* **TAREA 1**: Presenta todas las líneas del listado como una lista numerada y omite las líneas en blanco.
### TEXTO EXTRAÍDO
Mis palabras insisten en que no hay que dejar de escribir lo que no deja de indignarnos. Insisten en hacerme arrastrar los dedos para que a través de su fuerza se escuchen las voces dolorosas que las preceden; en no dejarme olvidar que el sufrimiento de los demás es también el sufrimiento personal. Por eso continúo insistiendo, a través de mis palabras, que no hay que ignorar las voces que ahora, y desde antes, sufren ante el hambre y la pobreza; que no hay que aparentar atenderlas durante un paso efímero para después volver a la indiferencia.
Parecería que por estos días se ha comenzado a tomar en cuenta que existen voces andando por las calles con los estómagos vacíos; que sus gritos se han vuelto de pronto tan altos que se les ha grabado, fotografiado, entrevistado, difundido, compartido y noticiado con ánimos de extenderles una mano, o al menos, de comenzar a despertar a la conciencia para que deje de pasarse de largo su existencia. Podría pensarse que, de alguna manera, esta temporada ha ayudado a hacer visible que cientos de personas buscan alimentos sin descanso día a día para lograr sobrellevar la hambruna despiadada; que la conciencia ha comenzado a despertar el ímpetu de ayuda.
######
* **TAREA 2**: Continúa el texto sobre el hambre y la pobreza a partir de su última oración.
### LÍNEAS DE DATOS
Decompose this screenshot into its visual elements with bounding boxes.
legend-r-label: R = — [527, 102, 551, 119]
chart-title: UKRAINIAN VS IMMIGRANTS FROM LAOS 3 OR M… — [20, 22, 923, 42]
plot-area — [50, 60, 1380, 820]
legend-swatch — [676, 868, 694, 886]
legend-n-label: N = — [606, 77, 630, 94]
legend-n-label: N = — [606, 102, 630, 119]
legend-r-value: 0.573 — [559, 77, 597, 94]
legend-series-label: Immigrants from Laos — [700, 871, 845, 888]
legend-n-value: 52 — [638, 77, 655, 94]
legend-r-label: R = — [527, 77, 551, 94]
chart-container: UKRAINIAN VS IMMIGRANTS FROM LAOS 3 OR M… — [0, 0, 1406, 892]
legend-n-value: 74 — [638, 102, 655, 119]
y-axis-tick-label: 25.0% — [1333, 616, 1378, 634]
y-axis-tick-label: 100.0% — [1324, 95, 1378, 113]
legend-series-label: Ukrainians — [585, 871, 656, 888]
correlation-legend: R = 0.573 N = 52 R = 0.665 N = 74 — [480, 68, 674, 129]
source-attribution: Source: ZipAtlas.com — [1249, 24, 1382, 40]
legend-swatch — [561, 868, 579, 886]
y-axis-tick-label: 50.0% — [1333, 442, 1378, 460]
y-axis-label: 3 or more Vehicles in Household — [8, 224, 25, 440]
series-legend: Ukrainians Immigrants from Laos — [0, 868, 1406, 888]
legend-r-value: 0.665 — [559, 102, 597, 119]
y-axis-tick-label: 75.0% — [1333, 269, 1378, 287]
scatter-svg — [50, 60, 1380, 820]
######
* **RESPUESTA 1**:
1. Decompose this screenshot into its visual elements with bounding boxes.
2. legend-r-label: R = — [527, 102, 551, 119]
3. chart-title: UKRAINIAN VS IMMIGRANTS FROM LAOS 3 OR M… — [20, 22, 923, 42]
4. plot-area — [50, 60, 1380, 820]
5. legend-swatch — [676, 868, 694, 886]
6. legend-n-label: N = — [606, 77, 630, 94]
7. legend-n-label: N = — [606, 102, 630, 119]
8. legend-r-value: 0.573 — [559, 77, 597, 94]
9. legend-series-label: Immigrants from Laos — [700, 871, 845, 888]
10. legend-n-value: 52 — [638, 77, 655, 94]
11. legend-r-label: R = — [527, 77, 551, 94]
12. chart-container: UKRAINIAN VS IMMIGRANTS FROM LAOS 3 OR M… — [0, 0, 1406, 892]
13. legend-n-value: 74 — [638, 102, 655, 119]
14. y-axis-tick-label: 25.0% — [1333, 616, 1378, 634]
15. y-axis-tick-label: 100.0% — [1324, 95, 1378, 113]
16. legend-series-label: Ukrainians — [585, 871, 656, 888]
17. correlation-legend: R = 0.573 N = 52 R = 0.665 N = 74 — [480, 68, 674, 129]
18. source-attribution: Source: ZipAtlas.com — [1249, 24, 1382, 40]
19. legend-swatch — [561, 868, 579, 886]
20. y-axis-tick-label: 50.0% — [1333, 442, 1378, 460]
21. y-axis-label: 3 or more Vehicles in Household — [8, 224, 25, 440]
22. series-legend: Ukrainians Immigrants from Laos — [0, 868, 1406, 888]
23. legend-r-value: 0.665 — [559, 102, 597, 119]
24. y-axis-tick-label: 75.0% — [1333, 269, 1378, 287]
25. scatter-svg — [50, 60, 1380, 820]

* **RESPUESTA 2**:
Me gustaría confiar en que todas esas muestras preocupadas representan justamente el suscitar de nuestras mentes hacia una historia solidaria, creer que hay un compromiso de socorro de por medio en cada imagen publicada. Alejar la idea de que es tan solo un impulso momentáneo de atención que tras ver pasar los días volverá a su estado de abandono y apatía.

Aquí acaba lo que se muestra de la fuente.